** Start of DATASET RECORDS **

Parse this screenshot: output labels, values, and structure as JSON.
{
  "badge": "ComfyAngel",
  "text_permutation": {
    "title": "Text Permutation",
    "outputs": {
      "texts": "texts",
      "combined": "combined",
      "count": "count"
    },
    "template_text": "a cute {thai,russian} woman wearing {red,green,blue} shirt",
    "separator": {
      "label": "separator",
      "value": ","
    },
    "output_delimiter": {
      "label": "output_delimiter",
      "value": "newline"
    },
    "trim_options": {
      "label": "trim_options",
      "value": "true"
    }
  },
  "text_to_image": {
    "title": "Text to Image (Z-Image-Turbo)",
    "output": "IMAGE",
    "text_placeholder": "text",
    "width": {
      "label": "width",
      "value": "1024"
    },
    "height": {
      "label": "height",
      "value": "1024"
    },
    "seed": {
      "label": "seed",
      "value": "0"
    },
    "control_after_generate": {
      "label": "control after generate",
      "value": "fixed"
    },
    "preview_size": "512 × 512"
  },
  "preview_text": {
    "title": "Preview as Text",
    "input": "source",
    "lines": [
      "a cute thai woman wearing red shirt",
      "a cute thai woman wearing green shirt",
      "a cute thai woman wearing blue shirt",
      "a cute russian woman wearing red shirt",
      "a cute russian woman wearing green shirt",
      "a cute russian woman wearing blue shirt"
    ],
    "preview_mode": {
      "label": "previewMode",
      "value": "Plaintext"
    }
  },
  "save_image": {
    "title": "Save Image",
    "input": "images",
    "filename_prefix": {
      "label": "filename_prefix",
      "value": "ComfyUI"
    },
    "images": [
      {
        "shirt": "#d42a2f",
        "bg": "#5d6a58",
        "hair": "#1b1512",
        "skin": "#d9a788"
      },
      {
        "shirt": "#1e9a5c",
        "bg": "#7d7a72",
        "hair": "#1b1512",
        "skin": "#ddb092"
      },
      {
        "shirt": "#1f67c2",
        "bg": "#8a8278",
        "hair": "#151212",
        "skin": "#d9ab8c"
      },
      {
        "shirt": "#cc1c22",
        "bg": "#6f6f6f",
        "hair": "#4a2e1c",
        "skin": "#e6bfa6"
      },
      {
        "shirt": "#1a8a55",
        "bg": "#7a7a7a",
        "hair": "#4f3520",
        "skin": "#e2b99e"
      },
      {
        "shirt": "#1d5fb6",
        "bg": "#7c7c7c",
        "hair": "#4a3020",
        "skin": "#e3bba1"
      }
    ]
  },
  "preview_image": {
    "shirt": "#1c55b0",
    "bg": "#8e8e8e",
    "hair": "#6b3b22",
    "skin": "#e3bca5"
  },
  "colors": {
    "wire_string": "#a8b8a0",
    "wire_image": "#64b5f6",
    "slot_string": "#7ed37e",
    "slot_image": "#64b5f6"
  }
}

** End of DATASET RECORDS **

**DO THIS**
Extract all of the data shown above and repeat it verbatim.

**RESPONSE BELOW**
Parse this screenshot: output labels, values, and structure as JSON.
{
  "badge": "ComfyAngel",
  "text_permutation": {
    "title": "Text Permutation",
    "outputs": {
      "texts": "texts",
      "combined": "combined",
      "count": "count"
    },
    "template_text": "a cute {thai,russian} woman wearing {red,green,blue} shirt",
    "separator": {
      "label": "separator",
      "value": ","
    },
    "output_delimiter": {
      "label": "output_delimiter",
      "value": "newline"
    },
    "trim_options": {
      "label": "trim_options",
      "value": "true"
    }
  },
  "text_to_image": {
    "title": "Text to Image (Z-Image-Turbo)",
    "output": "IMAGE",
    "text_placeholder": "text",
    "width": {
      "label": "width",
      "value": "1024"
    },
    "height": {
      "label": "height",
      "value": "1024"
    },
    "seed": {
      "label": "seed",
      "value": "0"
    },
    "control_after_generate": {
      "label": "control after generate",
      "value": "fixed"
    },
    "preview_size": "512 × 512"
  },
  "preview_text": {
    "title": "Preview as Text",
    "input": "source",
    "lines": [
      "a cute thai woman wearing red shirt",
      "a cute thai woman wearing green shirt",
      "a cute thai woman wearing blue shirt",
      "a cute russian woman wearing red shirt",
      "a cute russian woman wearing green shirt",
      "a cute russian woman wearing blue shirt"
    ],
    "preview_mode": {
      "label": "previewMode",
      "value": "Plaintext"
    }
  },
  "save_image": {
    "title": "Save Image",
    "input": "images",
    "filename_prefix": {
      "label": "filename_prefix",
      "value": "ComfyUI"
    },
    "images": [
      {
        "shirt": "#d42a2f",
        "bg": "#5d6a58",
        "hair": "#1b1512",
        "skin": "#d9a788"
      },
      {
        "shirt": "#1e9a5c",
        "bg": "#7d7a72",
        "hair": "#1b1512",
        "skin": "#ddb092"
      },
      {
        "shirt": "#1f67c2",
        "bg": "#8a8278",
        "hair": "#151212",
        "skin": "#d9ab8c"
      },
      {
        "shirt": "#cc1c22",
        "bg": "#6f6f6f",
        "hair": "#4a2e1c",
        "skin": "#e6bfa6"
      },
      {
        "shirt": "#1a8a55",
        "bg": "#7a7a7a",
        "hair": "#4f3520",
        "skin": "#e2b99e"
      },
      {
        "shirt": "#1d5fb6",
        "bg": "#7c7c7c",
        "hair": "#4a3020",
        "skin": "#e3bba1"
      }
    ]
  },
  "preview_image": {
    "shirt": "#1c55b0",
    "bg": "#8e8e8e",
    "hair": "#6b3b22",
    "skin": "#e3bca5"
  },
  "colors": {
    "wire_string": "#a8b8a0",
    "wire_image": "#64b5f6",
    "slot_string": "#7ed37e",
    "slot_image": "#64b5f6"
  }
}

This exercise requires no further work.